>>>>>

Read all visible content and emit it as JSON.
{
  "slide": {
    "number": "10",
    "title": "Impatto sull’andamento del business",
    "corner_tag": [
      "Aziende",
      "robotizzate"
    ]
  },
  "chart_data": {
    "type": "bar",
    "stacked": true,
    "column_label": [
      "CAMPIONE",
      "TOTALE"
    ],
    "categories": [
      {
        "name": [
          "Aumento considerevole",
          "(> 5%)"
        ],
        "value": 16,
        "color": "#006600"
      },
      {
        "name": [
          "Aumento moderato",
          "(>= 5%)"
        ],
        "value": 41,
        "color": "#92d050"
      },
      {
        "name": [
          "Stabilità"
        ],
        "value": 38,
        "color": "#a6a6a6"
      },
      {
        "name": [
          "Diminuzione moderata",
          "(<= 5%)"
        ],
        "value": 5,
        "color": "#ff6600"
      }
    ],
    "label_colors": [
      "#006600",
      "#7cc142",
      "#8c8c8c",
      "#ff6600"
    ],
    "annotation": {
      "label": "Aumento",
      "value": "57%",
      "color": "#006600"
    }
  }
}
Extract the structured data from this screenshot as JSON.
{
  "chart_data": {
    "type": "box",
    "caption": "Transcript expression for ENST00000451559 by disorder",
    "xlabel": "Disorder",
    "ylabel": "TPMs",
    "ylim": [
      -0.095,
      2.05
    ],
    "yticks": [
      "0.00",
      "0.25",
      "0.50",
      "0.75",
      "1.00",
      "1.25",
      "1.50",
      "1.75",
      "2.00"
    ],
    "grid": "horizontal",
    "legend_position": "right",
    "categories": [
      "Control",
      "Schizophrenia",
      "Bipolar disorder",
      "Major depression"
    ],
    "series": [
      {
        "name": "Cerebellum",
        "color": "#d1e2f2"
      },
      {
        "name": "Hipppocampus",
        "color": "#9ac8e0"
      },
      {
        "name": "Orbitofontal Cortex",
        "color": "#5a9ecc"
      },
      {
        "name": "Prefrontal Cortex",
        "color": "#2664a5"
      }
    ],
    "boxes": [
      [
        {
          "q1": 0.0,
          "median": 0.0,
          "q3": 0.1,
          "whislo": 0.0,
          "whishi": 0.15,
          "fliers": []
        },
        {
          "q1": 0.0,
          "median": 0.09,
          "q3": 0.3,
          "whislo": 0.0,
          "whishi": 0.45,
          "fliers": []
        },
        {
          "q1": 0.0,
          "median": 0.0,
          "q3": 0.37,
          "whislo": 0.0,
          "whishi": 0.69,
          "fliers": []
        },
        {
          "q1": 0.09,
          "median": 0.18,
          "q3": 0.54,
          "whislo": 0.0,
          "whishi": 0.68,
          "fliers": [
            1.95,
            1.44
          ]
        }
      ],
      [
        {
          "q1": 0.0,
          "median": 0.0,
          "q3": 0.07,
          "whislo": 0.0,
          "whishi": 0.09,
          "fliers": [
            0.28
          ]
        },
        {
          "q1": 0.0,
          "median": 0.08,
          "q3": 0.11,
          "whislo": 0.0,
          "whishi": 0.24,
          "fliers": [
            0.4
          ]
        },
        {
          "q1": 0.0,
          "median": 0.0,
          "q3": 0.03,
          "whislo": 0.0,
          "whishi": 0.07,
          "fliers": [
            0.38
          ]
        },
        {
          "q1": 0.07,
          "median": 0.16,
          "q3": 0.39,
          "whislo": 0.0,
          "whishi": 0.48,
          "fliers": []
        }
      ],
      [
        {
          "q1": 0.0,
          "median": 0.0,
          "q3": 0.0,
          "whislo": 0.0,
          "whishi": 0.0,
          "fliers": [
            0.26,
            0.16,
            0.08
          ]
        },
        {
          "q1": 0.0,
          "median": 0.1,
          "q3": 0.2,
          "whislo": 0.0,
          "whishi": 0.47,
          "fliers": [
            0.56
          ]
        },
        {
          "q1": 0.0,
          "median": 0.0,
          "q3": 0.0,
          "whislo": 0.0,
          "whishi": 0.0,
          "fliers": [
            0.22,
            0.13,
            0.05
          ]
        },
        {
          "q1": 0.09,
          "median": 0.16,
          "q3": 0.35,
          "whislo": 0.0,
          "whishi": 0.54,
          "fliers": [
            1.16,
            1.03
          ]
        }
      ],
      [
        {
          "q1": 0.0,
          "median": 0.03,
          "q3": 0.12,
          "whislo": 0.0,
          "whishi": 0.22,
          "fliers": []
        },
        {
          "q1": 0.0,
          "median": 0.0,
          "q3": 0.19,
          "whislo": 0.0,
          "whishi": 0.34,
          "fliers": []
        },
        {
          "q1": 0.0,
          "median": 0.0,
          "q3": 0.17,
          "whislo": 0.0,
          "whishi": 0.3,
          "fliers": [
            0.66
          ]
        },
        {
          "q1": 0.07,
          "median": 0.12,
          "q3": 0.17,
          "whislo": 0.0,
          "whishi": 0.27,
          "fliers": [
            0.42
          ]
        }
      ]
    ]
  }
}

<<<<<

> _Written instruction_
Choose all lines containing the string "Cortex" and copy them out.

> _Complete output_
        "name": "Orbitofontal Cortex",
        "name": "Prefrontal Cortex",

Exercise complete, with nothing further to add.